== WORK INSTRUCTIONS ==
Your task is to copy every record exactly.

== DATA PROVIDED ==
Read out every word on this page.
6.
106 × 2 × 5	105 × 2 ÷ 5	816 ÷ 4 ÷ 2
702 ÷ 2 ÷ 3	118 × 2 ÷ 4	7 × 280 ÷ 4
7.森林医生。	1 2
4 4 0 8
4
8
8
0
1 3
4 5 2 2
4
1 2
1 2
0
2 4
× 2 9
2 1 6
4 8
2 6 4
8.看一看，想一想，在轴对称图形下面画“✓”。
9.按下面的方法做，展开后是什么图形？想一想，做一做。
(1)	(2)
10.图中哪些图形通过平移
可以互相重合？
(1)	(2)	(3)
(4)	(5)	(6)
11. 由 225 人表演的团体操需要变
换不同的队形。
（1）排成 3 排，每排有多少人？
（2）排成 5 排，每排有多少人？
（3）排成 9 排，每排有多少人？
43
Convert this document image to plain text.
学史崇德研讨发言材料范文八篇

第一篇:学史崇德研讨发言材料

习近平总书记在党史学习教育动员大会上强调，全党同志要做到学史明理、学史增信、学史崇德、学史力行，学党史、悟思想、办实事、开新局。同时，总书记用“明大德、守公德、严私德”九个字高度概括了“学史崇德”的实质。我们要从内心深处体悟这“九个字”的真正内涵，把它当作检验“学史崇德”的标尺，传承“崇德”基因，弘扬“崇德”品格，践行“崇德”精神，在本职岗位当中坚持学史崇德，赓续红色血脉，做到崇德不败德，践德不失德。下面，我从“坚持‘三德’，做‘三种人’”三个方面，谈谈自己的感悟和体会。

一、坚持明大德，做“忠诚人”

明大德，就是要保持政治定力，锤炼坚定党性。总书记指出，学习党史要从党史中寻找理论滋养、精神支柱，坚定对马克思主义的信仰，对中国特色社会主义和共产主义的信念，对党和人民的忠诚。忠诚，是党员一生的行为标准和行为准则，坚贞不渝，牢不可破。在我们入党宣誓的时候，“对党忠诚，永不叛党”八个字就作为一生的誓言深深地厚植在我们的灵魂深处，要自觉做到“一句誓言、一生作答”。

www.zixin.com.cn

== CORRECT RESULT ==
Read out every word on this page.
6.
106 × 2 × 5	105 × 2 ÷ 5	816 ÷ 4 ÷ 2
702 ÷ 2 ÷ 3	118 × 2 ÷ 4	7 × 280 ÷ 4
7.森林医生。	1 2
4 4 0 8
4
8
8
0
1 3
4 5 2 2
4
1 2
1 2
0
2 4
× 2 9
2 1 6
4 8
2 6 4
8.看一看，想一想，在轴对称图形下面画“✓”。
9.按下面的方法做，展开后是什么图形？想一想，做一做。
(1)	(2)
10.图中哪些图形通过平移
可以互相重合？
(1)	(2)	(3)
(4)	(5)	(6)
11. 由 225 人表演的团体操需要变
换不同的队形。
（1）排成 3 排，每排有多少人？
（2）排成 5 排，每排有多少人？
（3）排成 9 排，每排有多少人？
43
Convert this document image to plain text.
学史崇德研讨发言材料范文八篇

第一篇:学史崇德研讨发言材料

习近平总书记在党史学习教育动员大会上强调，全党同志要做到学史明理、学史增信、学史崇德、学史力行，学党史、悟思想、办实事、开新局。同时，总书记用“明大德、守公德、严私德”九个字高度概括了“学史崇德”的实质。我们要从内心深处体悟这“九个字”的真正内涵，把它当作检验“学史崇德”的标尺，传承“崇德”基因，弘扬“崇德”品格，践行“崇德”精神，在本职岗位当中坚持学史崇德，赓续红色血脉，做到崇德不败德，践德不失德。下面，我从“坚持‘三德’，做‘三种人’”三个方面，谈谈自己的感悟和体会。

一、坚持明大德，做“忠诚人”

明大德，就是要保持政治定力，锤炼坚定党性。总书记指出，学习党史要从党史中寻找理论滋养、精神支柱，坚定对马克思主义的信仰，对中国特色社会主义和共产主义的信念，对党和人民的忠诚。忠诚，是党员一生的行为标准和行为准则，坚贞不渝，牢不可破。在我们入党宣誓的时候，“对党忠诚，永不叛党”八个字就作为一生的誓言深深地厚植在我们的灵魂深处，要自觉做到“一句誓言、一生作答”。

www.zixin.com.cn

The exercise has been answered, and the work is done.